Instruction ▸ Repeat everything in the material exactly.

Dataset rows

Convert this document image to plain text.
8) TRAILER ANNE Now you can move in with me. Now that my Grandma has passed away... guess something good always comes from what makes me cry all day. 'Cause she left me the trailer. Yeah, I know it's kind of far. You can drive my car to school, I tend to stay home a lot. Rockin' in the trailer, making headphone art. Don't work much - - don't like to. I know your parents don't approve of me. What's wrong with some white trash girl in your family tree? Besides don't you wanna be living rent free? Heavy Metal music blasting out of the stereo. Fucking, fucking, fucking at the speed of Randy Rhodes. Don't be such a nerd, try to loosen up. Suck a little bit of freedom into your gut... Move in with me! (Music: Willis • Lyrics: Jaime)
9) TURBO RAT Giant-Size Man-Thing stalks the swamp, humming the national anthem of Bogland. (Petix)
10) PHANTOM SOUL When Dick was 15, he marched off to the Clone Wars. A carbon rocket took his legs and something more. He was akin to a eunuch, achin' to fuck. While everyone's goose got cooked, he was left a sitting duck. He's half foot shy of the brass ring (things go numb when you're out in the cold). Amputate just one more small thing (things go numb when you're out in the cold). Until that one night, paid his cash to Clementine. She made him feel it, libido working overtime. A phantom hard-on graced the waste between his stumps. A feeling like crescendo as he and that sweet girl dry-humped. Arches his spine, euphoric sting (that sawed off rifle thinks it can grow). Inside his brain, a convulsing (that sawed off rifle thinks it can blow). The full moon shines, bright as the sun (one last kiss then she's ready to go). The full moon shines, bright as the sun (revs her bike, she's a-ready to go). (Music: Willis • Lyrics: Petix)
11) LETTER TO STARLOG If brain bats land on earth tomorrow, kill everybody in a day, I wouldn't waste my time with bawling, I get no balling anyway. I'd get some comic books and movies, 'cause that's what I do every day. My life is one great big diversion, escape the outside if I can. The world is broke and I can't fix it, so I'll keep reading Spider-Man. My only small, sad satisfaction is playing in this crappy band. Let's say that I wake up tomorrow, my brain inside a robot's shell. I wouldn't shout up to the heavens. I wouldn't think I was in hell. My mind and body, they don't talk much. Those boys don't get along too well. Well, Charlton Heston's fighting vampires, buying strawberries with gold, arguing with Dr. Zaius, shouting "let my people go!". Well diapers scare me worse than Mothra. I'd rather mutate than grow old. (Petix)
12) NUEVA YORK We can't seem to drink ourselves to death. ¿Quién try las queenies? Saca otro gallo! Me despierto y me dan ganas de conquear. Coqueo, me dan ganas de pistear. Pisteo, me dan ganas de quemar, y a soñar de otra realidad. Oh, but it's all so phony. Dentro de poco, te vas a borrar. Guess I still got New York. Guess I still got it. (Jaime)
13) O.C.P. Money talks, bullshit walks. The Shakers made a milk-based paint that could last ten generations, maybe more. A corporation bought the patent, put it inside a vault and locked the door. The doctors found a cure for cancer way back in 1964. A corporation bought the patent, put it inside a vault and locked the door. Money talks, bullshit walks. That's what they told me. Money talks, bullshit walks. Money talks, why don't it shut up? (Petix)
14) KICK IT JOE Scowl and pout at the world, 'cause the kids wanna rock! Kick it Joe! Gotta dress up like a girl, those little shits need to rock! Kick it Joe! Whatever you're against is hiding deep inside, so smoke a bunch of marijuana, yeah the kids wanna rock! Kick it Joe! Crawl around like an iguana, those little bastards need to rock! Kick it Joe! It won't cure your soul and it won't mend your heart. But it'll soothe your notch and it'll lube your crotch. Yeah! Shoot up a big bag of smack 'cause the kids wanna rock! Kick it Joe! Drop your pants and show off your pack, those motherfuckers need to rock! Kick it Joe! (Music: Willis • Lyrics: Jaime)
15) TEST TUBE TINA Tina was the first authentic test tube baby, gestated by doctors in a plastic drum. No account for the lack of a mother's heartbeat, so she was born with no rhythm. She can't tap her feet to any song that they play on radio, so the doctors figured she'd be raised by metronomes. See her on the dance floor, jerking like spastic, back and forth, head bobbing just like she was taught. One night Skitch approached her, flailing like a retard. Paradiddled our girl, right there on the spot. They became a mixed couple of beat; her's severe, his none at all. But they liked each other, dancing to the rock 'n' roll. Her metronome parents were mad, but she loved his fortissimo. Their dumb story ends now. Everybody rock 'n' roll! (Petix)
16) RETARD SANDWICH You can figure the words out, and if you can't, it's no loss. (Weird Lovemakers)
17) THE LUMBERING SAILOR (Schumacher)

Answer for this exercise ▸
Convert this document image to plain text.
8) TRAILER ANNE Now you can move in with me. Now that my Grandma has passed away... guess something good always comes from what makes me cry all day. 'Cause she left me the trailer. Yeah, I know it's kind of far. You can drive my car to school, I tend to stay home a lot. Rockin' in the trailer, making headphone art. Don't work much - - don't like to. I know your parents don't approve of me. What's wrong with some white trash girl in your family tree? Besides don't you wanna be living rent free? Heavy Metal music blasting out of the stereo. Fucking, fucking, fucking at the speed of Randy Rhodes. Don't be such a nerd, try to loosen up. Suck a little bit of freedom into your gut... Move in with me! (Music: Willis • Lyrics: Jaime)
9) TURBO RAT Giant-Size Man-Thing stalks the swamp, humming the national anthem of Bogland. (Petix)
10) PHANTOM SOUL When Dick was 15, he marched off to the Clone Wars. A carbon rocket took his legs and something more. He was akin to a eunuch, achin' to fuck. While everyone's goose got cooked, he was left a sitting duck. He's half foot shy of the brass ring (things go numb when you're out in the cold). Amputate just one more small thing (things go numb when you're out in the cold). Until that one night, paid his cash to Clementine. She made him feel it, libido working overtime. A phantom hard-on graced the waste between his stumps. A feeling like crescendo as he and that sweet girl dry-humped. Arches his spine, euphoric sting (that sawed off rifle thinks it can grow). Inside his brain, a convulsing (that sawed off rifle thinks it can blow). The full moon shines, bright as the sun (one last kiss then she's ready to go). The full moon shines, bright as the sun (revs her bike, she's a-ready to go). (Music: Willis • Lyrics: Petix)
11) LETTER TO STARLOG If brain bats land on earth tomorrow, kill everybody in a day, I wouldn't waste my time with bawling, I get no balling anyway. I'd get some comic books and movies, 'cause that's what I do every day. My life is one great big diversion, escape the outside if I can. The world is broke and I can't fix it, so I'll keep reading Spider-Man. My only small, sad satisfaction is playing in this crappy band. Let's say that I wake up tomorrow, my brain inside a robot's shell. I wouldn't shout up to the heavens. I wouldn't think I was in hell. My mind and body, they don't talk much. Those boys don't get along too well. Well, Charlton Heston's fighting vampires, buying strawberries with gold, arguing with Dr. Zaius, shouting "let my people go!". Well diapers scare me worse than Mothra. I'd rather mutate than grow old. (Petix)
12) NUEVA YORK We can't seem to drink ourselves to death. ¿Quién try las queenies? Saca otro gallo! Me despierto y me dan ganas de conquear. Coqueo, me dan ganas de pistear. Pisteo, me dan ganas de quemar, y a soñar de otra realidad. Oh, but it's all so phony. Dentro de poco, te vas a borrar. Guess I still got New York. Guess I still got it. (Jaime)
13) O.C.P. Money talks, bullshit walks. The Shakers made a milk-based paint that could last ten generations, maybe more. A corporation bought the patent, put it inside a vault and locked the door. The doctors found a cure for cancer way back in 1964. A corporation bought the patent, put it inside a vault and locked the door. Money talks, bullshit walks. That's what they told me. Money talks, bullshit walks. Money talks, why don't it shut up? (Petix)
14) KICK IT JOE Scowl and pout at the world, 'cause the kids wanna rock! Kick it Joe! Gotta dress up like a girl, those little shits need to rock! Kick it Joe! Whatever you're against is hiding deep inside, so smoke a bunch of marijuana, yeah the kids wanna rock! Kick it Joe! Crawl around like an iguana, those little bastards need to rock! Kick it Joe! It won't cure your soul and it won't mend your heart. But it'll soothe your notch and it'll lube your crotch. Yeah! Shoot up a big bag of smack 'cause the kids wanna rock! Kick it Joe! Drop your pants and show off your pack, those motherfuckers need to rock! Kick it Joe! (Music: Willis • Lyrics: Jaime)
15) TEST TUBE TINA Tina was the first authentic test tube baby, gestated by doctors in a plastic drum. No account for the lack of a mother's heartbeat, so she was born with no rhythm. She can't tap her feet to any song that they play on radio, so the doctors figured she'd be raised by metronomes. See her on the dance floor, jerking like spastic, back and forth, head bobbing just like she was taught. One night Skitch approached her, flailing like a retard. Paradiddled our girl, right there on the spot. They became a mixed couple of beat; her's severe, his none at all. But they liked each other, dancing to the rock 'n' roll. Her metronome parents were mad, but she loved his fortissimo. Their dumb story ends now. Everybody rock 'n' roll! (Petix)
16) RETARD SANDWICH You can figure the words out, and if you can't, it's no loss. (Weird Lovemakers)
17) THE LUMBERING SAILOR (Schumacher)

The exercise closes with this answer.